● Stated problem:
Extract each record and reproduce it exactly.

● Source data:

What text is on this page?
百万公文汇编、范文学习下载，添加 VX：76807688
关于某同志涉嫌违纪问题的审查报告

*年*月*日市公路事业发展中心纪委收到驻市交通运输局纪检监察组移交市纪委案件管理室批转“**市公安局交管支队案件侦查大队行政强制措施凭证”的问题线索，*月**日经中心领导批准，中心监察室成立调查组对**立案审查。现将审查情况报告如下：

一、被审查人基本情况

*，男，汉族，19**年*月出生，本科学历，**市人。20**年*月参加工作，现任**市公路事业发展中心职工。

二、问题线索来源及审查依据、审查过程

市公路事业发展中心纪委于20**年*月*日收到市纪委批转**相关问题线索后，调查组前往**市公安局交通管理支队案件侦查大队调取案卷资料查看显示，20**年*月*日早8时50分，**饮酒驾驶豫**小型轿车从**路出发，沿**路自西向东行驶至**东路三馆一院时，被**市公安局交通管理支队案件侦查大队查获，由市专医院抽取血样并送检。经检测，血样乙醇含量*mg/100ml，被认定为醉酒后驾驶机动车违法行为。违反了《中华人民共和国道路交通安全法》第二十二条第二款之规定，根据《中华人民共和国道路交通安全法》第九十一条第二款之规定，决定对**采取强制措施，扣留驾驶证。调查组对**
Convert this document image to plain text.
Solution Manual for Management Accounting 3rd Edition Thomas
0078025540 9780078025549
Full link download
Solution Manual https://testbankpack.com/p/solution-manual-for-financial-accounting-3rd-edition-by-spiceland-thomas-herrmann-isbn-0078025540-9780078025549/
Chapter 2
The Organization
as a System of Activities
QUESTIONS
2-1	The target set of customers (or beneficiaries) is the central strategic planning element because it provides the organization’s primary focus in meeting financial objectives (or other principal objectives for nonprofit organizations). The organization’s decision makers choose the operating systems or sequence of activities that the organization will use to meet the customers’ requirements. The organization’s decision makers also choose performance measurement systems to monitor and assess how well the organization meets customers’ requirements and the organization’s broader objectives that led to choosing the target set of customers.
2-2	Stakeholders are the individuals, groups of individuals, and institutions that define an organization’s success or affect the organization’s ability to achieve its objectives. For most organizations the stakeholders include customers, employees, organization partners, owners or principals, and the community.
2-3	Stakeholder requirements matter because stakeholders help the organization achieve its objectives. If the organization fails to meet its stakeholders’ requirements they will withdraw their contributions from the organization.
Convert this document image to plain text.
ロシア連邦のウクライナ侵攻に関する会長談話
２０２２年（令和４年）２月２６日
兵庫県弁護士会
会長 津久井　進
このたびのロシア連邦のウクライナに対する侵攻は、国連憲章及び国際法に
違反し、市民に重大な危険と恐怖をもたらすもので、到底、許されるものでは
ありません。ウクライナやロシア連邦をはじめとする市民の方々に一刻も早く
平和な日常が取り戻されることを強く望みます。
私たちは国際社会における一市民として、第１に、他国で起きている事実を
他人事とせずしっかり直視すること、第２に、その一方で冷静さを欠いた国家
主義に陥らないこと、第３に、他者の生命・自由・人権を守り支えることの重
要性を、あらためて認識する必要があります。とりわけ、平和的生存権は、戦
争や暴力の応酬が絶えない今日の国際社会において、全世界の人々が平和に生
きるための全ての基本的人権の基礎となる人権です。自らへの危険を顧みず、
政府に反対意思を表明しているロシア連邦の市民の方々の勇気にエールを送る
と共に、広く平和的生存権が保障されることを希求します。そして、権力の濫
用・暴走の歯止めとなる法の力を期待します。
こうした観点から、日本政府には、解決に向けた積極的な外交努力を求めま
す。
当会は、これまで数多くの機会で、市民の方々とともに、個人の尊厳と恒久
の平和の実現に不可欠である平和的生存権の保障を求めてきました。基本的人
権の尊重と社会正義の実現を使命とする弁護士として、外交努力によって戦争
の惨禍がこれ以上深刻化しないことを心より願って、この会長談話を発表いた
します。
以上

● Result of this exercise:
What text is on this page?
百万公文汇编、范文学习下载，添加 VX：76807688
关于某同志涉嫌违纪问题的审查报告

*年*月*日市公路事业发展中心纪委收到驻市交通运输局纪检监察组移交市纪委案件管理室批转“**市公安局交管支队案件侦查大队行政强制措施凭证”的问题线索，*月**日经中心领导批准，中心监察室成立调查组对**立案审查。现将审查情况报告如下：

一、被审查人基本情况

*，男，汉族，19**年*月出生，本科学历，**市人。20**年*月参加工作，现任**市公路事业发展中心职工。

二、问题线索来源及审查依据、审查过程

市公路事业发展中心纪委于20**年*月*日收到市纪委批转**相关问题线索后，调查组前往**市公安局交通管理支队案件侦查大队调取案卷资料查看显示，20**年*月*日早8时50分，**饮酒驾驶豫**小型轿车从**路出发，沿**路自西向东行驶至**东路三馆一院时，被**市公安局交通管理支队案件侦查大队查获，由市专医院抽取血样并送检。经检测，血样乙醇含量*mg/100ml，被认定为醉酒后驾驶机动车违法行为。违反了《中华人民共和国道路交通安全法》第二十二条第二款之规定，根据《中华人民共和国道路交通安全法》第九十一条第二款之规定，决定对**采取强制措施，扣留驾驶证。调查组对**
Convert this document image to plain text.
Solution Manual for Management Accounting 3rd Edition Thomas
0078025540 9780078025549
Full link download
Solution Manual https://testbankpack.com/p/solution-manual-for-financial-accounting-3rd-edition-by-spiceland-thomas-herrmann-isbn-0078025540-9780078025549/
Chapter 2
The Organization
as a System of Activities
QUESTIONS
2-1	The target set of customers (or beneficiaries) is the central strategic planning element because it provides the organization’s primary focus in meeting financial objectives (or other principal objectives for nonprofit organizations). The organization’s decision makers choose the operating systems or sequence of activities that the organization will use to meet the customers’ requirements. The organization’s decision makers also choose performance measurement systems to monitor and assess how well the organization meets customers’ requirements and the organization’s broader objectives that led to choosing the target set of customers.
2-2	Stakeholders are the individuals, groups of individuals, and institutions that define an organization’s success or affect the organization’s ability to achieve its objectives. For most organizations the stakeholders include customers, employees, organization partners, owners or principals, and the community.
2-3	Stakeholder requirements matter because stakeholders help the organization achieve its objectives. If the organization fails to meet its stakeholders’ requirements they will withdraw their contributions from the organization.
Convert this document image to plain text.
ロシア連邦のウクライナ侵攻に関する会長談話
２０２２年（令和４年）２月２６日
兵庫県弁護士会
会長 津久井　進
このたびのロシア連邦のウクライナに対する侵攻は、国連憲章及び国際法に
違反し、市民に重大な危険と恐怖をもたらすもので、到底、許されるものでは
ありません。ウクライナやロシア連邦をはじめとする市民の方々に一刻も早く
平和な日常が取り戻されることを強く望みます。
私たちは国際社会における一市民として、第１に、他国で起きている事実を
他人事とせずしっかり直視すること、第２に、その一方で冷静さを欠いた国家
主義に陥らないこと、第３に、他者の生命・自由・人権を守り支えることの重
要性を、あらためて認識する必要があります。とりわけ、平和的生存権は、戦
争や暴力の応酬が絶えない今日の国際社会において、全世界の人々が平和に生
きるための全ての基本的人権の基礎となる人権です。自らへの危険を顧みず、
政府に反対意思を表明しているロシア連邦の市民の方々の勇気にエールを送る
と共に、広く平和的生存権が保障されることを希求します。そして、権力の濫
用・暴走の歯止めとなる法の力を期待します。
こうした観点から、日本政府には、解決に向けた積極的な外交努力を求めま
す。
当会は、これまで数多くの機会で、市民の方々とともに、個人の尊厳と恒久
の平和の実現に不可欠である平和的生存権の保障を求めてきました。基本的人
権の尊重と社会正義の実現を使命とする弁護士として、外交努力によって戦争
の惨禍がこれ以上深刻化しないことを心より願って、この会長談話を発表いた
します。
以上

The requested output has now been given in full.